* Start TASK DATA *

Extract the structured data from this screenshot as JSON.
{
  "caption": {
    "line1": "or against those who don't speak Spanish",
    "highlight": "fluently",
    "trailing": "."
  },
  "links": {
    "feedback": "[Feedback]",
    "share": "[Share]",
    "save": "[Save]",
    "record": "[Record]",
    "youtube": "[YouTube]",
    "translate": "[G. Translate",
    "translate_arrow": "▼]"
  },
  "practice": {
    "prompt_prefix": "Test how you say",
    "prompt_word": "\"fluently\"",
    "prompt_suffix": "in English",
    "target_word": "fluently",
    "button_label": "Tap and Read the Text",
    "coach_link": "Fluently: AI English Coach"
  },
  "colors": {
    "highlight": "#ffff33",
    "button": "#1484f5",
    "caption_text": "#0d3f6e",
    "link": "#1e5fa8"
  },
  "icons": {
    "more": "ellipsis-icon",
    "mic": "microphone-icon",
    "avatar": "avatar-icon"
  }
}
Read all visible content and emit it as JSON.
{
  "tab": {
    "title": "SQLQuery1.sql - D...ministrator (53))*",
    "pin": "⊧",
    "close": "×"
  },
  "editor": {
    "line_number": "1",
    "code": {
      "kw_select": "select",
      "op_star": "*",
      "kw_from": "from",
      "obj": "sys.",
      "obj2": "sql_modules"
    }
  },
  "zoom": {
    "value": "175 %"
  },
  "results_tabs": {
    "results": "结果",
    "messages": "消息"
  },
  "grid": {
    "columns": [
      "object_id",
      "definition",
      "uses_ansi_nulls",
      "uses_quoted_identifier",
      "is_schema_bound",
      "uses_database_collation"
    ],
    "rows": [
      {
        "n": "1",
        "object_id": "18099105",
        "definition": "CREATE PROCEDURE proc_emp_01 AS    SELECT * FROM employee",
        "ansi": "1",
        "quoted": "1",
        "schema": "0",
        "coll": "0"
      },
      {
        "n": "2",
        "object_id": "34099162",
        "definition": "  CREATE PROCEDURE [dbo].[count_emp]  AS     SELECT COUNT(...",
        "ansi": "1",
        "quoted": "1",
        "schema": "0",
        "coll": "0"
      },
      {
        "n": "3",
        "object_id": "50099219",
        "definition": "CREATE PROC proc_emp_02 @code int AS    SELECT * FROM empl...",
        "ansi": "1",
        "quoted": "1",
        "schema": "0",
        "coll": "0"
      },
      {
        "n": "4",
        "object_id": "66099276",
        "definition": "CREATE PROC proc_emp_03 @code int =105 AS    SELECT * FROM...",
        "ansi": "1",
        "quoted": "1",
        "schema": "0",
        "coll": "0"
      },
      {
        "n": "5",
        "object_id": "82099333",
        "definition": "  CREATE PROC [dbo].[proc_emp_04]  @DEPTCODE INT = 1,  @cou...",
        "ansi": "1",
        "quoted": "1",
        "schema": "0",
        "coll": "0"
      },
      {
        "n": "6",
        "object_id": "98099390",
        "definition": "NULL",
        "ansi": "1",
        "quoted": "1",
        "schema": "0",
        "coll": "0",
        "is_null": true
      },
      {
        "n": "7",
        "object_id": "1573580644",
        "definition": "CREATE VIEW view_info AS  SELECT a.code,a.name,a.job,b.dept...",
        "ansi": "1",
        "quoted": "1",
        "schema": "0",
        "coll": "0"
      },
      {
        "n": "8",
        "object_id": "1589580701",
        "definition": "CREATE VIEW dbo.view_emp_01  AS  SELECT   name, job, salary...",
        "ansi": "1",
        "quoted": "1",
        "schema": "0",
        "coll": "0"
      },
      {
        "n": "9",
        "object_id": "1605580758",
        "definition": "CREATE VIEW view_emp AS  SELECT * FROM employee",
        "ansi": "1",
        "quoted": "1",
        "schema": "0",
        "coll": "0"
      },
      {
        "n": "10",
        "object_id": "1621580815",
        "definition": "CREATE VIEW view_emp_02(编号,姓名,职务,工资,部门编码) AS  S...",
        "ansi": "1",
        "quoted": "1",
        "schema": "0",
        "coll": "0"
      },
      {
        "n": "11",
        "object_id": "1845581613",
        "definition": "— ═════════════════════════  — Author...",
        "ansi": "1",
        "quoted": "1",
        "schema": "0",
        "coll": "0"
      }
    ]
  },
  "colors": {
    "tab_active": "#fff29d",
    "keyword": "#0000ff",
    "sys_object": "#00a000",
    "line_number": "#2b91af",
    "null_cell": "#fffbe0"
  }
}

* End TASK DATA *

Restate every record exactly, leaving nothing out.

Extract the structured data from this screenshot as JSON.
{
  "caption": {
    "line1": "or against those who don't speak Spanish",
    "highlight": "fluently",
    "trailing": "."
  },
  "links": {
    "feedback": "[Feedback]",
    "share": "[Share]",
    "save": "[Save]",
    "record": "[Record]",
    "youtube": "[YouTube]",
    "translate": "[G. Translate",
    "translate_arrow": "▼]"
  },
  "practice": {
    "prompt_prefix": "Test how you say",
    "prompt_word": "\"fluently\"",
    "prompt_suffix": "in English",
    "target_word": "fluently",
    "button_label": "Tap and Read the Text",
    "coach_link": "Fluently: AI English Coach"
  },
  "colors": {
    "highlight": "#ffff33",
    "button": "#1484f5",
    "caption_text": "#0d3f6e",
    "link": "#1e5fa8"
  },
  "icons": {
    "more": "ellipsis-icon",
    "mic": "microphone-icon",
    "avatar": "avatar-icon"
  }
}
Read all visible content and emit it as JSON.
{
  "tab": {
    "title": "SQLQuery1.sql - D...ministrator (53))*",
    "pin": "⊧",
    "close": "×"
  },
  "editor": {
    "line_number": "1",
    "code": {
      "kw_select": "select",
      "op_star": "*",
      "kw_from": "from",
      "obj": "sys.",
      "obj2": "sql_modules"
    }
  },
  "zoom": {
    "value": "175 %"
  },
  "results_tabs": {
    "results": "结果",
    "messages": "消息"
  },
  "grid": {
    "columns": [
      "object_id",
      "definition",
      "uses_ansi_nulls",
      "uses_quoted_identifier",
      "is_schema_bound",
      "uses_database_collation"
    ],
    "rows": [
      {
        "n": "1",
        "object_id": "18099105",
        "definition": "CREATE PROCEDURE proc_emp_01 AS    SELECT * FROM employee",
        "ansi": "1",
        "quoted": "1",
        "schema": "0",
        "coll": "0"
      },
      {
        "n": "2",
        "object_id": "34099162",
        "definition": "  CREATE PROCEDURE [dbo].[count_emp]  AS     SELECT COUNT(...",
        "ansi": "1",
        "quoted": "1",
        "schema": "0",
        "coll": "0"
      },
      {
        "n": "3",
        "object_id": "50099219",
        "definition": "CREATE PROC proc_emp_02 @code int AS    SELECT * FROM empl...",
        "ansi": "1",
        "quoted": "1",
        "schema": "0",
        "coll": "0"
      },
      {
        "n": "4",
        "object_id": "66099276",
        "definition": "CREATE PROC proc_emp_03 @code int =105 AS    SELECT * FROM...",
        "ansi": "1",
        "quoted": "1",
        "schema": "0",
        "coll": "0"
      },
      {
        "n": "5",
        "object_id": "82099333",
        "definition": "  CREATE PROC [dbo].[proc_emp_04]  @DEPTCODE INT = 1,  @cou...",
        "ansi": "1",
        "quoted": "1",
        "schema": "0",
        "coll": "0"
      },
      {
        "n": "6",
        "object_id": "98099390",
        "definition": "NULL",
        "ansi": "1",
        "quoted": "1",
        "schema": "0",
        "coll": "0",
        "is_null": true
      },
      {
        "n": "7",
        "object_id": "1573580644",
        "definition": "CREATE VIEW view_info AS  SELECT a.code,a.name,a.job,b.dept...",
        "ansi": "1",
        "quoted": "1",
        "schema": "0",
        "coll": "0"
      },
      {
        "n": "8",
        "object_id": "1589580701",
        "definition": "CREATE VIEW dbo.view_emp_01  AS  SELECT   name, job, salary...",
        "ansi": "1",
        "quoted": "1",
        "schema": "0",
        "coll": "0"
      },
      {
        "n": "9",
        "object_id": "1605580758",
        "definition": "CREATE VIEW view_emp AS  SELECT * FROM employee",
        "ansi": "1",
        "quoted": "1",
        "schema": "0",
        "coll": "0"
      },
      {
        "n": "10",
        "object_id": "1621580815",
        "definition": "CREATE VIEW view_emp_02(编号,姓名,职务,工资,部门编码) AS  S...",
        "ansi": "1",
        "quoted": "1",
        "schema": "0",
        "coll": "0"
      },
      {
        "n": "11",
        "object_id": "1845581613",
        "definition": "— ═════════════════════════  — Author...",
        "ansi": "1",
        "quoted": "1",
        "schema": "0",
        "coll": "0"
      }
    ]
  },
  "colors": {
    "tab_active": "#fff29d",
    "keyword": "#0000ff",
    "sys_object": "#00a000",
    "line_number": "#2b91af",
    "null_cell": "#fffbe0"
  }
}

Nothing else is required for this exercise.